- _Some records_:
========
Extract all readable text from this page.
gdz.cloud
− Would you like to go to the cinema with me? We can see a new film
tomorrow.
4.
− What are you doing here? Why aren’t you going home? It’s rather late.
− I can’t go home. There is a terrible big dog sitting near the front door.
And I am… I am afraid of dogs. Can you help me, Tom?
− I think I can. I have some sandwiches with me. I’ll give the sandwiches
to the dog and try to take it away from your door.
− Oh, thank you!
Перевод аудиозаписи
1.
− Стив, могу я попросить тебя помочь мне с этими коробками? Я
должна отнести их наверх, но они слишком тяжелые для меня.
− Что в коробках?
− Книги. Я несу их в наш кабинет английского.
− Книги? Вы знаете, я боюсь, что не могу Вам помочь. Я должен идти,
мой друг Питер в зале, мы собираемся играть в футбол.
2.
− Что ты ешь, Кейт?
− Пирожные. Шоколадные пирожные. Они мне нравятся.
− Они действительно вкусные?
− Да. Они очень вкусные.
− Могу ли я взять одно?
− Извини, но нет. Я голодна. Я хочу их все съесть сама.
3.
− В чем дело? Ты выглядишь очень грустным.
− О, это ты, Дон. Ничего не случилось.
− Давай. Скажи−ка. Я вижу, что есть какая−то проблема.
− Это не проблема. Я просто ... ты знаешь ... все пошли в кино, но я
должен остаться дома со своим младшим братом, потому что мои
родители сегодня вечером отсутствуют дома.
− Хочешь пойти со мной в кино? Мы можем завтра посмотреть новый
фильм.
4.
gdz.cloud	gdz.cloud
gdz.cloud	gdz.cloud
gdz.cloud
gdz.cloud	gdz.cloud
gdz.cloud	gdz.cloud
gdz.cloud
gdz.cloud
========
- _EXERCISE DESCRIPTION_:
Please repeat the material above, word for word and in full.

- _SOLUTION FOR THIS PROBLEM_:
Extract all readable text from this page.
gdz.cloud
− Would you like to go to the cinema with me? We can see a new film
tomorrow.
4.
− What are you doing here? Why aren’t you going home? It’s rather late.
− I can’t go home. There is a terrible big dog sitting near the front door.
And I am… I am afraid of dogs. Can you help me, Tom?
− I think I can. I have some sandwiches with me. I’ll give the sandwiches
to the dog and try to take it away from your door.
− Oh, thank you!
Перевод аудиозаписи
1.
− Стив, могу я попросить тебя помочь мне с этими коробками? Я
должна отнести их наверх, но они слишком тяжелые для меня.
− Что в коробках?
− Книги. Я несу их в наш кабинет английского.
− Книги? Вы знаете, я боюсь, что не могу Вам помочь. Я должен идти,
мой друг Питер в зале, мы собираемся играть в футбол.
2.
− Что ты ешь, Кейт?
− Пирожные. Шоколадные пирожные. Они мне нравятся.
− Они действительно вкусные?
− Да. Они очень вкусные.
− Могу ли я взять одно?
− Извини, но нет. Я голодна. Я хочу их все съесть сама.
3.
− В чем дело? Ты выглядишь очень грустным.
− О, это ты, Дон. Ничего не случилось.
− Давай. Скажи−ка. Я вижу, что есть какая−то проблема.
− Это не проблема. Я просто ... ты знаешь ... все пошли в кино, но я
должен остаться дома со своим младшим братом, потому что мои
родители сегодня вечером отсутствуют дома.
− Хочешь пойти со мной в кино? Мы можем завтра посмотреть новый
фильм.
4.
gdz.cloud	gdz.cloud
gdz.cloud	gdz.cloud
gdz.cloud
gdz.cloud	gdz.cloud
gdz.cloud	gdz.cloud
gdz.cloud
gdz.cloud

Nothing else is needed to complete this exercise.